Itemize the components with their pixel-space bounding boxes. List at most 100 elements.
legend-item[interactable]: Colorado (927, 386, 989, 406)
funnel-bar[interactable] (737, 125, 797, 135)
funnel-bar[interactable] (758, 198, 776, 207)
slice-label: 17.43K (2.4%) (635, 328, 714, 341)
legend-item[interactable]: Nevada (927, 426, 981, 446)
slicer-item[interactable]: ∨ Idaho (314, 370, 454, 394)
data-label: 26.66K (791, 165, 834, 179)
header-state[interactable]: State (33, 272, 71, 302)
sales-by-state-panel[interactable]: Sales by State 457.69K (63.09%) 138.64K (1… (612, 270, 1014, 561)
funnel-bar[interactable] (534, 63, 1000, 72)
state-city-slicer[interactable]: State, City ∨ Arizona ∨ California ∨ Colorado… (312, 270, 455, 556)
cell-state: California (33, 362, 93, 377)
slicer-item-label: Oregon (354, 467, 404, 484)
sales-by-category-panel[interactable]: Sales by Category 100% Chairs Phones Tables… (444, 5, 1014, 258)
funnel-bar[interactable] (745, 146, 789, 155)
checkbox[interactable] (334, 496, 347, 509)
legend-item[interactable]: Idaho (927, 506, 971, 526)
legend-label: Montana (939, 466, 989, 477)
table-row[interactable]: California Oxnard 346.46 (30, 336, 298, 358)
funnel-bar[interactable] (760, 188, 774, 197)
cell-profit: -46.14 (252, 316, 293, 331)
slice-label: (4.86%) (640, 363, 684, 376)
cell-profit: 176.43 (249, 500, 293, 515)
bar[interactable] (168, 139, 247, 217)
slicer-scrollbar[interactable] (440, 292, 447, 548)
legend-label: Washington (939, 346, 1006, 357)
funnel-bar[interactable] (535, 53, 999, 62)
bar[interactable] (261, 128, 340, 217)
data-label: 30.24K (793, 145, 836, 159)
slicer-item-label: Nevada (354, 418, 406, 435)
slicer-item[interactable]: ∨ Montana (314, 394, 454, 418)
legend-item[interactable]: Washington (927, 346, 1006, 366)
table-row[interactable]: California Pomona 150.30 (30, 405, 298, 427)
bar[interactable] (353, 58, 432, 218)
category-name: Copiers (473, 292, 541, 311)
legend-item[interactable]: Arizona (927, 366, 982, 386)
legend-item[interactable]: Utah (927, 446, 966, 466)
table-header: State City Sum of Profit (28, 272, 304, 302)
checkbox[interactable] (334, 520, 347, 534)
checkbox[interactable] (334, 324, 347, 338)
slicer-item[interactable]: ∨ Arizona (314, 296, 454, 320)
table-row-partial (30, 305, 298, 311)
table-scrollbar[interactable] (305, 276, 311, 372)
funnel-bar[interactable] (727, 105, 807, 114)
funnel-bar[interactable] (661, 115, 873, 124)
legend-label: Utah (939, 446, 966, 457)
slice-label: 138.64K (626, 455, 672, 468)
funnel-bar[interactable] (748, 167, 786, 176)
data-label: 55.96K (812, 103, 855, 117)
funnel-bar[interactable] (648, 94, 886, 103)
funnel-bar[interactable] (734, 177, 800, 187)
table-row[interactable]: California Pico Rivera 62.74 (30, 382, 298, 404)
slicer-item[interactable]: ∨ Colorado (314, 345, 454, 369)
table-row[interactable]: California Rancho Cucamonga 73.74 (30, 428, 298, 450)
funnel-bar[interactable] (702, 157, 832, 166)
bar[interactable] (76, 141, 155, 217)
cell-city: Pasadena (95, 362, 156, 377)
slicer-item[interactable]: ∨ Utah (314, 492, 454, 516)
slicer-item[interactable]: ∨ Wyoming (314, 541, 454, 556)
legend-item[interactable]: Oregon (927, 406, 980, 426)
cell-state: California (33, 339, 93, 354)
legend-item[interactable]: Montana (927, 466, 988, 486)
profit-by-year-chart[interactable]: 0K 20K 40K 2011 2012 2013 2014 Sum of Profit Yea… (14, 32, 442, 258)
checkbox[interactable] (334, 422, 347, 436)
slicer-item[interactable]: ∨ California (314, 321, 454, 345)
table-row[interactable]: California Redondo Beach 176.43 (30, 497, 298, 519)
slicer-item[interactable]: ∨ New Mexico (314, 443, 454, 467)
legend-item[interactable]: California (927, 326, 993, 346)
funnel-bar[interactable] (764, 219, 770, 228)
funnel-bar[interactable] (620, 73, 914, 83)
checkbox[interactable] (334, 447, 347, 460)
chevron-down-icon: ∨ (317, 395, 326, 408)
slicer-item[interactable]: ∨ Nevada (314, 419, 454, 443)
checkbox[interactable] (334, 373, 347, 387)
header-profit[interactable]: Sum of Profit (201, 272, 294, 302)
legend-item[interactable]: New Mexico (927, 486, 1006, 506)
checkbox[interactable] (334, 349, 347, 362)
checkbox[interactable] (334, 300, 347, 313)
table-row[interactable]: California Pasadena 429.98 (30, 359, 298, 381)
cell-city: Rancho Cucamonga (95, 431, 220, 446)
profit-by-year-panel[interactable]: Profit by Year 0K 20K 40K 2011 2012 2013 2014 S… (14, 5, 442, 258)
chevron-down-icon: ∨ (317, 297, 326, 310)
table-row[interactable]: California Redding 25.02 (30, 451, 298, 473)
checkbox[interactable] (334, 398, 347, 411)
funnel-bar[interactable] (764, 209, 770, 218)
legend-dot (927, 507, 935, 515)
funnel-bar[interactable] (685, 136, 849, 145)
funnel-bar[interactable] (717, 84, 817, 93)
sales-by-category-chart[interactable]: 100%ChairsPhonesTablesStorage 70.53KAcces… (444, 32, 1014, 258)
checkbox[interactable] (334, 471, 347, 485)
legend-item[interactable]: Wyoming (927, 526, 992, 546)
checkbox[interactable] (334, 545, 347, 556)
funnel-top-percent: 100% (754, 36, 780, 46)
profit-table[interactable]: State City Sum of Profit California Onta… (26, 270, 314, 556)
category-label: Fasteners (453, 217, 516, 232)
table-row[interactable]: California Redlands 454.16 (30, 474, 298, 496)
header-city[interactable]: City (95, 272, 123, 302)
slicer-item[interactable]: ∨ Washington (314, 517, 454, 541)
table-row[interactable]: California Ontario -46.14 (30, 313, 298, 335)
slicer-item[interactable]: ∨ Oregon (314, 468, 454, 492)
--
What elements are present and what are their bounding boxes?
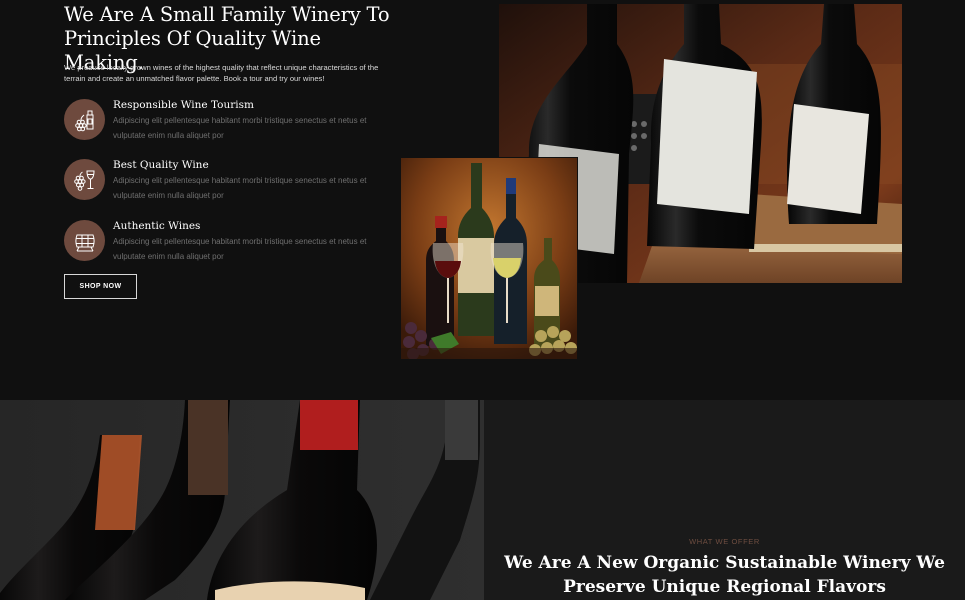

→ Written task
Copy the lines of data above word for word, starting at the line that contains "Itemize the components" and ending at the line that contains "funnel-bar[interactable] (535, 53, 999, 62)", with both of those lines included.

→ Finished exercise
Itemize the components with their pixel-space bounding boxes. List at most 100 elements.
legend-item[interactable]: Colorado (927, 386, 989, 406)
funnel-bar[interactable] (737, 125, 797, 135)
funnel-bar[interactable] (758, 198, 776, 207)
slice-label: 17.43K (2.4%) (635, 328, 714, 341)
legend-item[interactable]: Nevada (927, 426, 981, 446)
slicer-item[interactable]: ∨ Idaho (314, 370, 454, 394)
data-label: 26.66K (791, 165, 834, 179)
header-state[interactable]: State (33, 272, 71, 302)
sales-by-state-panel[interactable]: Sales by State 457.69K (63.09%) 138.64K (1… (612, 270, 1014, 561)
funnel-bar[interactable] (534, 63, 1000, 72)
state-city-slicer[interactable]: State, City ∨ Arizona ∨ California ∨ Colorado… (312, 270, 455, 556)
cell-state: California (33, 362, 93, 377)
slicer-item-label: Oregon (354, 467, 404, 484)
sales-by-category-panel[interactable]: Sales by Category 100% Chairs Phones Tables… (444, 5, 1014, 258)
funnel-bar[interactable] (745, 146, 789, 155)
checkbox[interactable] (334, 496, 347, 509)
legend-item[interactable]: Idaho (927, 506, 971, 526)
legend-label: Montana (939, 466, 989, 477)
table-row[interactable]: California Oxnard 346.46 (30, 336, 298, 358)
funnel-bar[interactable] (760, 188, 774, 197)
cell-profit: -46.14 (252, 316, 293, 331)
slice-label: (4.86%) (640, 363, 684, 376)
cell-profit: 176.43 (249, 500, 293, 515)
bar[interactable] (168, 139, 247, 217)
slicer-scrollbar[interactable] (440, 292, 447, 548)
legend-label: Washington (939, 346, 1006, 357)
funnel-bar[interactable] (535, 53, 999, 62)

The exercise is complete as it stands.